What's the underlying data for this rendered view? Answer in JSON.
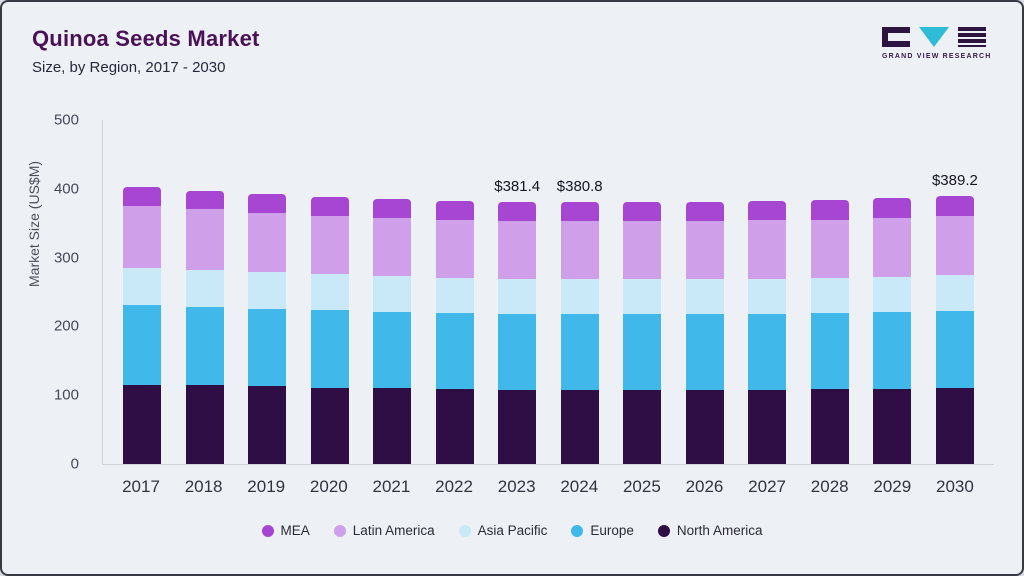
{
  "header": {
    "title": "Quinoa Seeds Market",
    "subtitle": "Size, by Region, 2017 - 2030"
  },
  "logo": {
    "text": "GRAND VIEW RESEARCH",
    "accent_color": "#2fbcd6",
    "mark_color": "#2e1440"
  },
  "chart_data": {
    "type": "bar",
    "stacked": true,
    "title": "Quinoa Seeds Market",
    "subtitle": "Size, by Region, 2017 - 2030",
    "xlabel": "",
    "ylabel": "Market Size (US$M)",
    "ylim": [
      0,
      500
    ],
    "yticks": [
      0,
      100,
      200,
      300,
      400,
      500
    ],
    "grid": false,
    "legend_position": "bottom",
    "categories": [
      "2017",
      "2018",
      "2019",
      "2020",
      "2021",
      "2022",
      "2023",
      "2024",
      "2025",
      "2026",
      "2027",
      "2028",
      "2029",
      "2030"
    ],
    "series": [
      {
        "name": "North America",
        "color": "#2f0e45",
        "values": [
          115.5,
          114.5,
          112.8,
          111.2,
          110.0,
          109.0,
          108.2,
          107.9,
          107.9,
          108.0,
          108.3,
          108.8,
          109.4,
          110.3
        ]
      },
      {
        "name": "Europe",
        "color": "#41b8ea",
        "values": [
          115.0,
          114.0,
          113.2,
          112.1,
          111.0,
          110.3,
          109.7,
          109.6,
          109.6,
          109.7,
          109.9,
          110.3,
          110.9,
          111.8
        ]
      },
      {
        "name": "Asia Pacific",
        "color": "#c9e9f8",
        "values": [
          54.5,
          53.5,
          52.8,
          52.2,
          51.7,
          51.5,
          51.3,
          51.2,
          51.2,
          51.3,
          51.4,
          51.6,
          51.9,
          52.4
        ]
      },
      {
        "name": "Latin America",
        "color": "#cfa0e9",
        "values": [
          89.5,
          88.0,
          86.7,
          85.0,
          84.6,
          84.4,
          84.3,
          84.2,
          84.2,
          84.2,
          84.4,
          84.7,
          85.3,
          85.9
        ]
      },
      {
        "name": "MEA",
        "color": "#a646d2",
        "values": [
          27.5,
          27.5,
          27.5,
          27.5,
          27.7,
          27.8,
          27.9,
          27.9,
          28.0,
          28.0,
          28.0,
          28.1,
          28.5,
          28.8
        ]
      }
    ],
    "legend_order": [
      "MEA",
      "Latin America",
      "Asia Pacific",
      "Europe",
      "North America"
    ],
    "annotations": [
      {
        "category": "2023",
        "label": "$381.4"
      },
      {
        "category": "2024",
        "label": "$380.8"
      },
      {
        "category": "2030",
        "label": "$389.2"
      }
    ]
  }
}
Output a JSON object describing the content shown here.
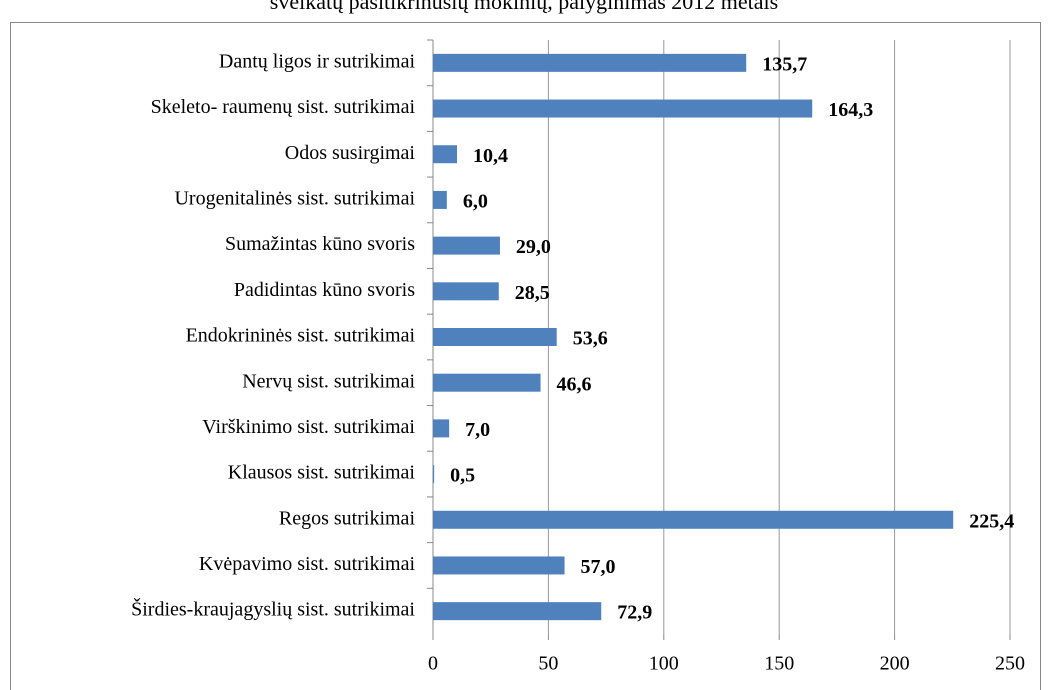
{
  "chart_data": {
    "type": "bar",
    "orientation": "horizontal",
    "title": "sveikatų pasitikrinusių mokinių, palyginimas 2012 metais",
    "categories": [
      "Dantų ligos ir sutrikimai",
      "Skeleto- raumenų sist. sutrikimai",
      "Odos susirgimai",
      "Urogenitalinės sist. sutrikimai",
      "Sumažintas kūno svoris",
      "Padidintas kūno svoris",
      "Endokrininės sist. sutrikimai",
      "Nervų sist. sutrikimai",
      "Virškinimo sist. sutrikimai",
      "Klausos sist. sutrikimai",
      "Regos sutrikimai",
      "Kvėpavimo sist. sutrikimai",
      "Širdies-kraujagyslių sist. sutrikimai"
    ],
    "values": [
      135.7,
      164.3,
      10.4,
      6.0,
      29.0,
      28.5,
      53.6,
      46.6,
      7.0,
      0.5,
      225.4,
      57.0,
      72.9
    ],
    "value_labels": [
      "135,7",
      "164,3",
      "10,4",
      "6,0",
      "29,0",
      "28,5",
      "53,6",
      "46,6",
      "7,0",
      "0,5",
      "225,4",
      "57,0",
      "72,9"
    ],
    "color": "#4f81bd",
    "xlim": [
      0,
      250
    ],
    "xticks": [
      0,
      50,
      100,
      150,
      200,
      250
    ],
    "grid": true
  }
}
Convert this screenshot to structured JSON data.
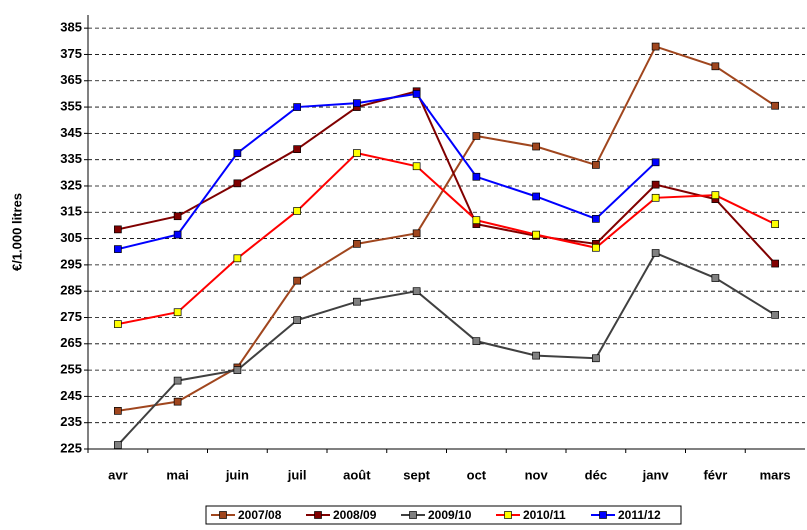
{
  "chart_data": {
    "type": "line",
    "y_label": "€/1.000 litres",
    "categories": [
      "avr",
      "mai",
      "juin",
      "juil",
      "août",
      "sept",
      "oct",
      "nov",
      "déc",
      "janv",
      "févr",
      "mars"
    ],
    "ylim": [
      225,
      390
    ],
    "yticks": [
      225,
      235,
      245,
      255,
      265,
      275,
      285,
      295,
      305,
      315,
      325,
      335,
      345,
      355,
      365,
      375,
      385
    ],
    "grid": true,
    "legend": "bottom",
    "series": [
      {
        "name": "2007/08",
        "color": "#a0461e",
        "marker_fill": "#a0461e",
        "values": [
          239.5,
          243,
          256,
          289,
          303,
          307,
          344,
          340,
          333,
          378,
          370.5,
          355.5
        ]
      },
      {
        "name": "2008/09",
        "color": "#800000",
        "marker_fill": "#800000",
        "values": [
          308.5,
          313.5,
          326,
          339,
          355,
          361,
          310.5,
          306,
          303,
          325.5,
          320,
          295.5
        ]
      },
      {
        "name": "2009/10",
        "color": "#404040",
        "marker_fill": "#808080",
        "values": [
          226.5,
          251,
          255,
          274,
          281,
          285,
          266,
          260.5,
          259.5,
          299.5,
          290,
          276
        ]
      },
      {
        "name": "2010/11",
        "color": "#ff0000",
        "marker_fill": "#ffff00",
        "values": [
          272.5,
          277,
          297.5,
          315.5,
          337.5,
          332.5,
          312,
          306.5,
          301.5,
          320.5,
          321.5,
          310.5
        ]
      },
      {
        "name": "2011/12",
        "color": "#0000ff",
        "marker_fill": "#0000ff",
        "values": [
          301,
          306.5,
          337.5,
          355,
          356.5,
          360,
          328.5,
          321,
          312.5,
          334,
          null,
          null
        ]
      }
    ]
  }
}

* _WHAT NEEDS TO BE DONE_
Reproduce each line exactly as it appears, omitting the pictures.

* _FINISHED ANSWER_
What's the underlying data for this rendered view? Answer in JSON.
{
  "header": {
    "title": "Quinoa Seeds Market",
    "subtitle": "Size, by Region, 2017 - 2030"
  },
  "logo": {
    "text": "GRAND VIEW RESEARCH",
    "accent_color": "#2fbcd6",
    "mark_color": "#2e1440"
  },
  "chart_data": {
    "type": "bar",
    "stacked": true,
    "title": "Quinoa Seeds Market",
    "subtitle": "Size, by Region, 2017 - 2030",
    "xlabel": "",
    "ylabel": "Market Size (US$M)",
    "ylim": [
      0,
      500
    ],
    "yticks": [
      0,
      100,
      200,
      300,
      400,
      500
    ],
    "grid": false,
    "legend_position": "bottom",
    "categories": [
      "2017",
      "2018",
      "2019",
      "2020",
      "2021",
      "2022",
      "2023",
      "2024",
      "2025",
      "2026",
      "2027",
      "2028",
      "2029",
      "2030"
    ],
    "series": [
      {
        "name": "North America",
        "color": "#2f0e45",
        "values": [
          115.5,
          114.5,
          112.8,
          111.2,
          110.0,
          109.0,
          108.2,
          107.9,
          107.9,
          108.0,
          108.3,
          108.8,
          109.4,
          110.3
        ]
      },
      {
        "name": "Europe",
        "color": "#41b8ea",
        "values": [
          115.0,
          114.0,
          113.2,
          112.1,
          111.0,
          110.3,
          109.7,
          109.6,
          109.6,
          109.7,
          109.9,
          110.3,
          110.9,
          111.8
        ]
      },
      {
        "name": "Asia Pacific",
        "color": "#c9e9f8",
        "values": [
          54.5,
          53.5,
          52.8,
          52.2,
          51.7,
          51.5,
          51.3,
          51.2,
          51.2,
          51.3,
          51.4,
          51.6,
          51.9,
          52.4
        ]
      },
      {
        "name": "Latin America",
        "color": "#cfa0e9",
        "values": [
          89.5,
          88.0,
          86.7,
          85.0,
          84.6,
          84.4,
          84.3,
          84.2,
          84.2,
          84.2,
          84.4,
          84.7,
          85.3,
          85.9
        ]
      },
      {
        "name": "MEA",
        "color": "#a646d2",
        "values": [
          27.5,
          27.5,
          27.5,
          27.5,
          27.7,
          27.8,
          27.9,
          27.9,
          28.0,
          28.0,
          28.0,
          28.1,
          28.5,
          28.8
        ]
      }
    ],
    "legend_order": [
      "MEA",
      "Latin America",
      "Asia Pacific",
      "Europe",
      "North America"
    ],
    "annotations": [
      {
        "category": "2023",
        "label": "$381.4"
      },
      {
        "category": "2024",
        "label": "$380.8"
      },
      {
        "category": "2030",
        "label": "$389.2"
      }
    ]
  }
}
Output a JSON object describing the content shown here.
{
  "chart_data": {
    "type": "bar",
    "orientation": "horizontal",
    "title": "sveikatų pasitikrinusių mokinių, palyginimas 2012 metais",
    "categories": [
      "Dantų ligos ir sutrikimai",
      "Skeleto- raumenų sist. sutrikimai",
      "Odos susirgimai",
      "Urogenitalinės sist. sutrikimai",
      "Sumažintas kūno svoris",
      "Padidintas kūno svoris",
      "Endokrininės sist. sutrikimai",
      "Nervų sist. sutrikimai",
      "Virškinimo sist. sutrikimai",
      "Klausos sist. sutrikimai",
      "Regos sutrikimai",
      "Kvėpavimo sist. sutrikimai",
      "Širdies-kraujagyslių sist. sutrikimai"
    ],
    "values": [
      135.7,
      164.3,
      10.4,
      6.0,
      29.0,
      28.5,
      53.6,
      46.6,
      7.0,
      0.5,
      225.4,
      57.0,
      72.9
    ],
    "value_labels": [
      "135,7",
      "164,3",
      "10,4",
      "6,0",
      "29,0",
      "28,5",
      "53,6",
      "46,6",
      "7,0",
      "0,5",
      "225,4",
      "57,0",
      "72,9"
    ],
    "color": "#4f81bd",
    "xlim": [
      0,
      250
    ],
    "xticks": [
      0,
      50,
      100,
      150,
      200,
      250
    ],
    "grid": true
  }
}
Convert this screenshot to structured JSON data.
{
  "chart_data": {
    "type": "line",
    "y_label": "€/1.000 litres",
    "categories": [
      "avr",
      "mai",
      "juin",
      "juil",
      "août",
      "sept",
      "oct",
      "nov",
      "déc",
      "janv",
      "févr",
      "mars"
    ],
    "ylim": [
      225,
      390
    ],
    "yticks": [
      225,
      235,
      245,
      255,
      265,
      275,
      285,
      295,
      305,
      315,
      325,
      335,
      345,
      355,
      365,
      375,
      385
    ],
    "grid": true,
    "legend": "bottom",
    "series": [
      {
        "name": "2007/08",
        "color": "#a0461e",
        "marker_fill": "#a0461e",
        "values": [
          239.5,
          243,
          256,
          289,
          303,
          307,
          344,
          340,
          333,
          378,
          370.5,
          355.5
        ]
      },
      {
        "name": "2008/09",
        "color": "#800000",
        "marker_fill": "#800000",
        "values": [
          308.5,
          313.5,
          326,
          339,
          355,
          361,
          310.5,
          306,
          303,
          325.5,
          320,
          295.5
        ]
      },
      {
        "name": "2009/10",
        "color": "#404040",
        "marker_fill": "#808080",
        "values": [
          226.5,
          251,
          255,
          274,
          281,
          285,
          266,
          260.5,
          259.5,
          299.5,
          290,
          276
        ]
      },
      {
        "name": "2010/11",
        "color": "#ff0000",
        "marker_fill": "#ffff00",
        "values": [
          272.5,
          277,
          297.5,
          315.5,
          337.5,
          332.5,
          312,
          306.5,
          301.5,
          320.5,
          321.5,
          310.5
        ]
      },
      {
        "name": "2011/12",
        "color": "#0000ff",
        "marker_fill": "#0000ff",
        "values": [
          301,
          306.5,
          337.5,
          355,
          356.5,
          360,
          328.5,
          321,
          312.5,
          334,
          null,
          null
        ]
      }
    ]
  }
}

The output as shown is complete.